■ **Objective**: Extract every line between the one with "Read all visible content and emit it as JSON." and the end of the entries, both included, word for word and free of pictures.

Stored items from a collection
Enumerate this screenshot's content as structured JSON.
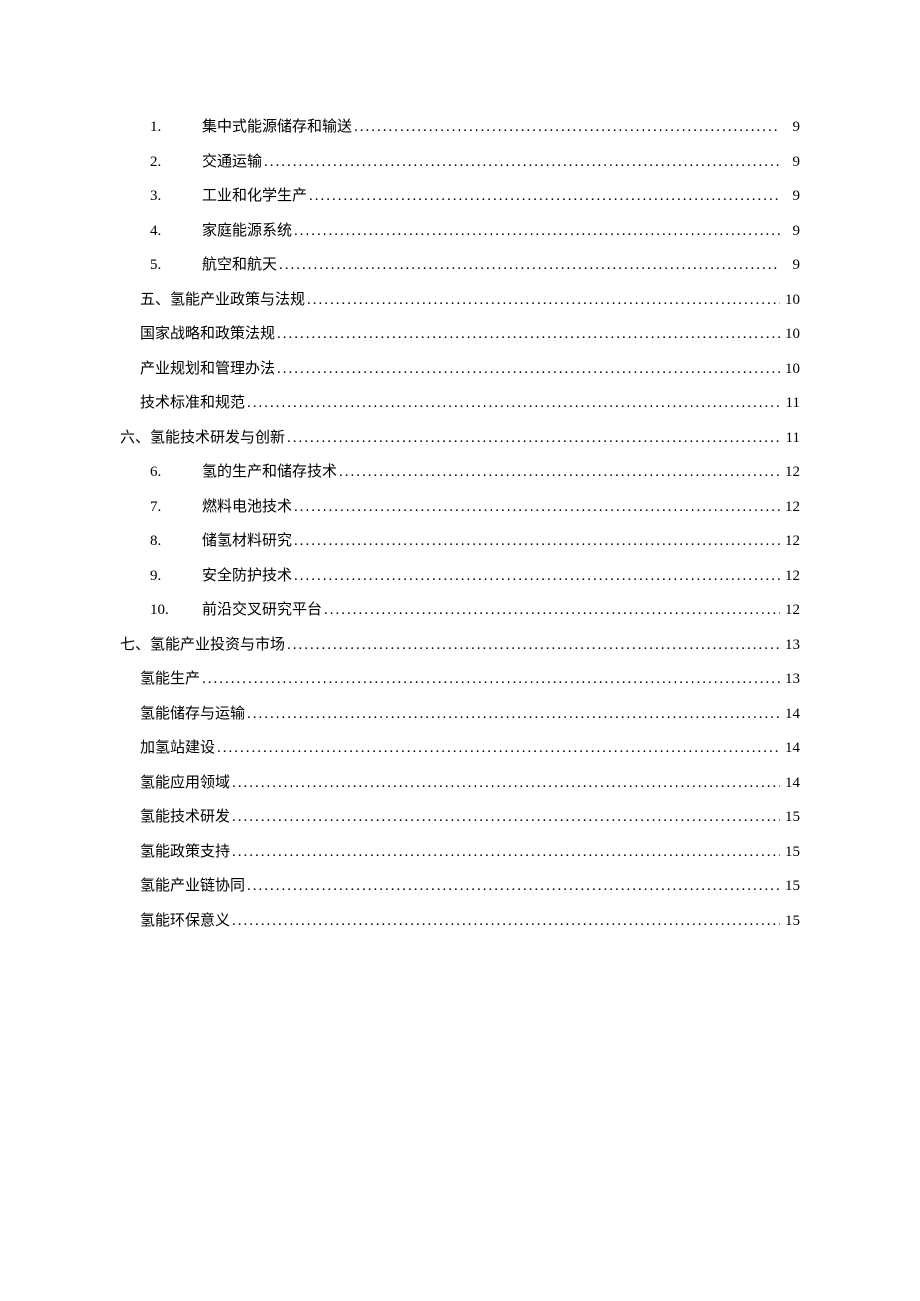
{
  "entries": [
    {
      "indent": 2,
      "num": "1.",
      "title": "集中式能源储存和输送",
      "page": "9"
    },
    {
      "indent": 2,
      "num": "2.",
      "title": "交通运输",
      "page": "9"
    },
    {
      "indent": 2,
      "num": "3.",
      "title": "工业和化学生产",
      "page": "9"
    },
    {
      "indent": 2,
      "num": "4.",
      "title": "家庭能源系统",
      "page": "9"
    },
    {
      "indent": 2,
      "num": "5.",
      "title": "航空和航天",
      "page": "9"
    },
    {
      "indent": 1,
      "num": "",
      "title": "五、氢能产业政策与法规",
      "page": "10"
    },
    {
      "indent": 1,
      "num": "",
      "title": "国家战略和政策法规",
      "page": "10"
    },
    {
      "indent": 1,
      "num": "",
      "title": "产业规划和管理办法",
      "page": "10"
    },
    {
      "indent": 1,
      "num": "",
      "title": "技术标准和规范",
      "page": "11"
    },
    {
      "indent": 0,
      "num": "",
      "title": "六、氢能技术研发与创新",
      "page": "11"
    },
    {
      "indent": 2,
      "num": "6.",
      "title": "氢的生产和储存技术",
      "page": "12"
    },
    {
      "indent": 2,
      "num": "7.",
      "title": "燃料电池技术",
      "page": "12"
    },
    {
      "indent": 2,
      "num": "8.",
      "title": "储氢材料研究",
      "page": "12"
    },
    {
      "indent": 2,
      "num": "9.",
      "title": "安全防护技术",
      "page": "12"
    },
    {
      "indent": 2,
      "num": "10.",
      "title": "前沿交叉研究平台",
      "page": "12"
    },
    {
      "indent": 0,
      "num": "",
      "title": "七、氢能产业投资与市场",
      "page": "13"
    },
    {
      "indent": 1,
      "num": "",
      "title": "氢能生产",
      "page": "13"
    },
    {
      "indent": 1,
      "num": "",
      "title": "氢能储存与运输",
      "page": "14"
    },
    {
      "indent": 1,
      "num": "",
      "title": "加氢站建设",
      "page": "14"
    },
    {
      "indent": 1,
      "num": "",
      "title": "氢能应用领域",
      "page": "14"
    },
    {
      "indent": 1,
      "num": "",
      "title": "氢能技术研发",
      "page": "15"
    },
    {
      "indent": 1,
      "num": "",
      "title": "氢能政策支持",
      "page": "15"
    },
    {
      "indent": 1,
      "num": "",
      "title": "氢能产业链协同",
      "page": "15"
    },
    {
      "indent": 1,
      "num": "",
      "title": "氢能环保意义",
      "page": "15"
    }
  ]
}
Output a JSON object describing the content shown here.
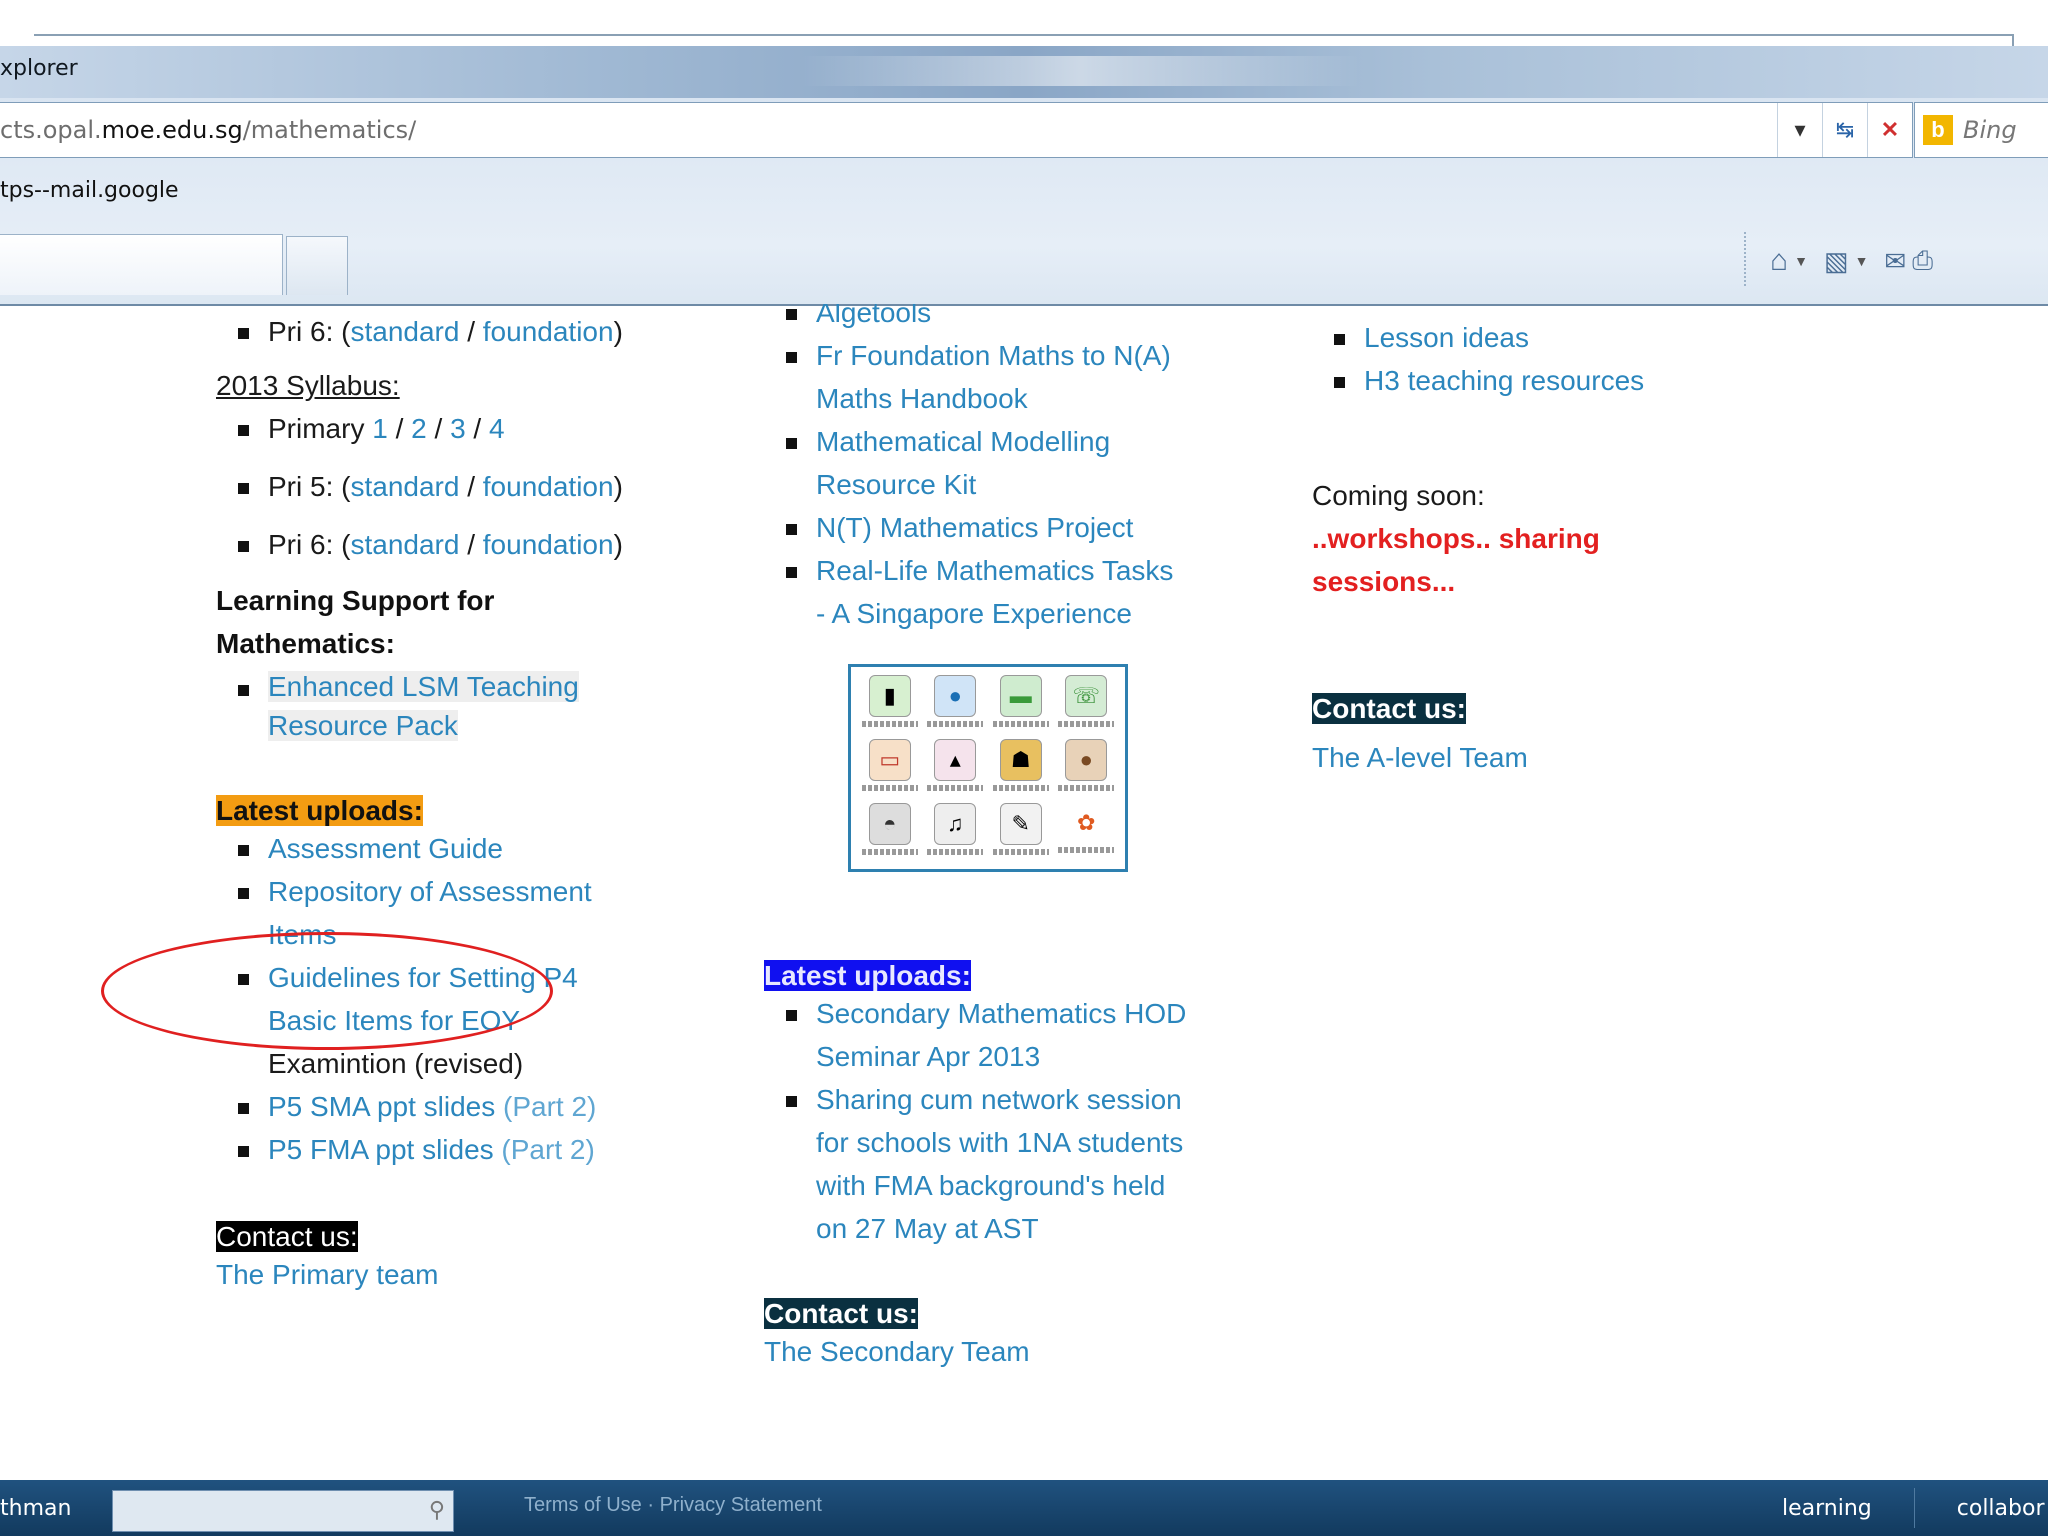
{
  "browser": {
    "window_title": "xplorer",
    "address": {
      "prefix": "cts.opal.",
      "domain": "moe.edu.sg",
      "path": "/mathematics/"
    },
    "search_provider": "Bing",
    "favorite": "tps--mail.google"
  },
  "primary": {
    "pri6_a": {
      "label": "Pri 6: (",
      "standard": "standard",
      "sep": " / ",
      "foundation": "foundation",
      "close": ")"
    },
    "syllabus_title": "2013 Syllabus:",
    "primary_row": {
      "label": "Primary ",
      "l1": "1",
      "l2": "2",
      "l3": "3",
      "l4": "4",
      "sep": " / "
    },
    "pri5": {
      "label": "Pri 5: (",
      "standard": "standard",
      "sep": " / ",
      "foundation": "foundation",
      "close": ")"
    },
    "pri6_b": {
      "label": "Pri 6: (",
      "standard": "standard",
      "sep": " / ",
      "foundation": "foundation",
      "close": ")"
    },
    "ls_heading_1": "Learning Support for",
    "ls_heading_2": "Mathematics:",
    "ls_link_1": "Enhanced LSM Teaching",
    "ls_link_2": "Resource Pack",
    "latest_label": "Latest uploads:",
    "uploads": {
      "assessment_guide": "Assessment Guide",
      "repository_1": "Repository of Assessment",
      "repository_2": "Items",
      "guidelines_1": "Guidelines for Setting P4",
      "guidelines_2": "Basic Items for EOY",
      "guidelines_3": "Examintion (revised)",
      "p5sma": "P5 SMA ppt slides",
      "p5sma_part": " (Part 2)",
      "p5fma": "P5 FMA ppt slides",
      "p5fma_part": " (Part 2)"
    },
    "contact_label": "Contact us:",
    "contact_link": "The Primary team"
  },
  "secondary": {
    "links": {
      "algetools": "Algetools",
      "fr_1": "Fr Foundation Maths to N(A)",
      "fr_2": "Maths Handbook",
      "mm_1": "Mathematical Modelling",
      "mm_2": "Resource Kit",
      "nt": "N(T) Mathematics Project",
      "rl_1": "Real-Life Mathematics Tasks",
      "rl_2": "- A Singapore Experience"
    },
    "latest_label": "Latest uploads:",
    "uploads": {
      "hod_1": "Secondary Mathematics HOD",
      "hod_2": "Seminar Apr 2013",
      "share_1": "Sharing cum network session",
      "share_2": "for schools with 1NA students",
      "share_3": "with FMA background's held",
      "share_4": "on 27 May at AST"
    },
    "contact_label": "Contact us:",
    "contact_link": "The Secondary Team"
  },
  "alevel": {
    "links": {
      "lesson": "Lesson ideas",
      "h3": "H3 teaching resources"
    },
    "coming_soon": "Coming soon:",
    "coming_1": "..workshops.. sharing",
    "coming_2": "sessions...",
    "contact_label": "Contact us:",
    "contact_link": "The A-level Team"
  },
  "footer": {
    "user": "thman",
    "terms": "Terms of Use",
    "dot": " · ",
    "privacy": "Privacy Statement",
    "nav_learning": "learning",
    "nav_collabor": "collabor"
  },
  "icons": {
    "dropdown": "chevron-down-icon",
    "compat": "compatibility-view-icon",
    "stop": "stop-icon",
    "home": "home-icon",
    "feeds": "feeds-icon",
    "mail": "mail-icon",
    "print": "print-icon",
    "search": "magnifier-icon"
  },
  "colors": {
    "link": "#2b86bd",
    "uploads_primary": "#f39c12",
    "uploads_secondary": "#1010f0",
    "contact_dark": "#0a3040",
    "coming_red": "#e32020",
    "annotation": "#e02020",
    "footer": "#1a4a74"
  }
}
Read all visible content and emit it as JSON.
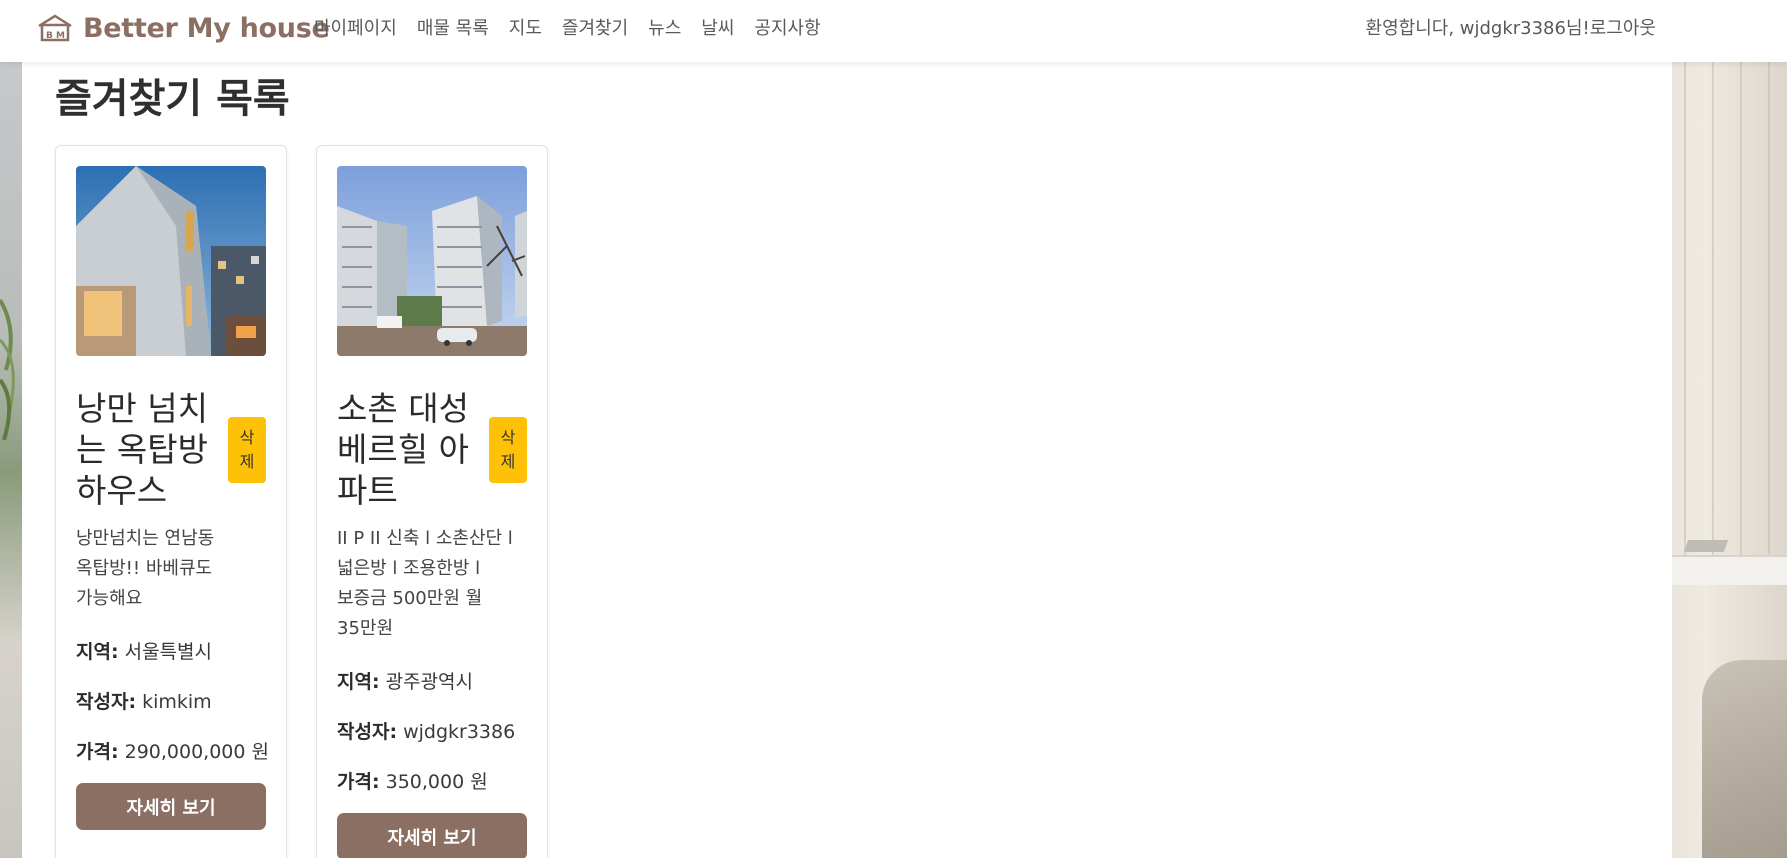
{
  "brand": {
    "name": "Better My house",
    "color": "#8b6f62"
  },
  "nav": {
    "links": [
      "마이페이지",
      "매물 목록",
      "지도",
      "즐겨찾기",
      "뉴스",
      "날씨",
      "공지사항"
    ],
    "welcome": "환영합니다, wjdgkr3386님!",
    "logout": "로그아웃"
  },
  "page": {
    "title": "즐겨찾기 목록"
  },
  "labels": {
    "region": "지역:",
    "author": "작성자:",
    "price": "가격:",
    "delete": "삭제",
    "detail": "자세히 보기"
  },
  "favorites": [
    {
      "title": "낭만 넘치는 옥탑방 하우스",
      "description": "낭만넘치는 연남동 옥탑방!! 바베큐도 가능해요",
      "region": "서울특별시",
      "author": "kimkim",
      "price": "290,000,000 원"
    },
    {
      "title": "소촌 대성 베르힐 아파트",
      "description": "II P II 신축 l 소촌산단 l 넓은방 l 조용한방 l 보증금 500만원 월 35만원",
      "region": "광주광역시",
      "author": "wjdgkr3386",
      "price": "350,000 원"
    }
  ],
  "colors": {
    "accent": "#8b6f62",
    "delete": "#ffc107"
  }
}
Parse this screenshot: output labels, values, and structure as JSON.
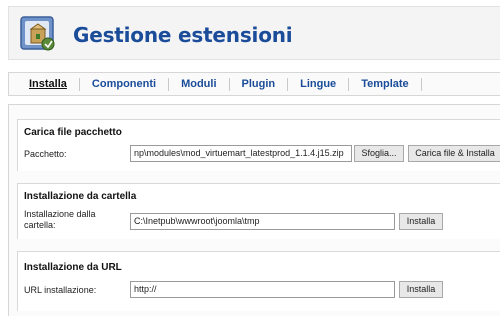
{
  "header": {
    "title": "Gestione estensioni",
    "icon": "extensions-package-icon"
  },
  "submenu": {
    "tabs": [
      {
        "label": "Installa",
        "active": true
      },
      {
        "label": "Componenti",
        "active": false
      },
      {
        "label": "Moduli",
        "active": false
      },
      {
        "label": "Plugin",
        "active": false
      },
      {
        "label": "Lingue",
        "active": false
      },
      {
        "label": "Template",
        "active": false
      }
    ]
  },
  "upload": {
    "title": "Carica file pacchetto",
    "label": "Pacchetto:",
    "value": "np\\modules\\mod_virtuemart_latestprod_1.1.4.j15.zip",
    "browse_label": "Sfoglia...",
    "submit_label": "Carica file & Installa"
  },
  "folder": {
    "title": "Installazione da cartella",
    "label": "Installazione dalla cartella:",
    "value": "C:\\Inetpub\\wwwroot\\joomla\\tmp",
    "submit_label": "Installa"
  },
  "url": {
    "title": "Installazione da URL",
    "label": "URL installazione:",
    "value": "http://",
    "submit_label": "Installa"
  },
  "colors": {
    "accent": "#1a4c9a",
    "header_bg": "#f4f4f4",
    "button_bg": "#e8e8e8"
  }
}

■ **Final result**:
Read all visible content and emit it as JSON.
{
  "brand": {
    "name": "Better My house",
    "color": "#8b6f62"
  },
  "nav": {
    "links": [
      "마이페이지",
      "매물 목록",
      "지도",
      "즐겨찾기",
      "뉴스",
      "날씨",
      "공지사항"
    ],
    "welcome": "환영합니다, wjdgkr3386님!",
    "logout": "로그아웃"
  },
  "page": {
    "title": "즐겨찾기 목록"
  },
  "labels": {
    "region": "지역:",
    "author": "작성자:",
    "price": "가격:",
    "delete": "삭제",
    "detail": "자세히 보기"
  },
  "favorites": [
    {
      "title": "낭만 넘치는 옥탑방 하우스",
      "description": "낭만넘치는 연남동 옥탑방!! 바베큐도 가능해요",
      "region": "서울특별시",
      "author": "kimkim",
      "price": "290,000,000 원"
    },
    {
      "title": "소촌 대성 베르힐 아파트",
      "description": "II P II 신축 l 소촌산단 l 넓은방 l 조용한방 l 보증금 500만원 월 35만원",
      "region": "광주광역시",
      "author": "wjdgkr3386",
      "price": "350,000 원"
    }
  ],
  "colors": {
    "accent": "#8b6f62",
    "delete": "#ffc107"
  }
}
Parse this screenshot: output labels, values, and structure as JSON.
{
  "header": {
    "title": "Gestione estensioni",
    "icon": "extensions-package-icon"
  },
  "submenu": {
    "tabs": [
      {
        "label": "Installa",
        "active": true
      },
      {
        "label": "Componenti",
        "active": false
      },
      {
        "label": "Moduli",
        "active": false
      },
      {
        "label": "Plugin",
        "active": false
      },
      {
        "label": "Lingue",
        "active": false
      },
      {
        "label": "Template",
        "active": false
      }
    ]
  },
  "upload": {
    "title": "Carica file pacchetto",
    "label": "Pacchetto:",
    "value": "np\\modules\\mod_virtuemart_latestprod_1.1.4.j15.zip",
    "browse_label": "Sfoglia...",
    "submit_label": "Carica file & Installa"
  },
  "folder": {
    "title": "Installazione da cartella",
    "label": "Installazione dalla cartella:",
    "value": "C:\\Inetpub\\wwwroot\\joomla\\tmp",
    "submit_label": "Installa"
  },
  "url": {
    "title": "Installazione da URL",
    "label": "URL installazione:",
    "value": "http://",
    "submit_label": "Installa"
  },
  "colors": {
    "accent": "#1a4c9a",
    "header_bg": "#f4f4f4",
    "button_bg": "#e8e8e8"
  }
}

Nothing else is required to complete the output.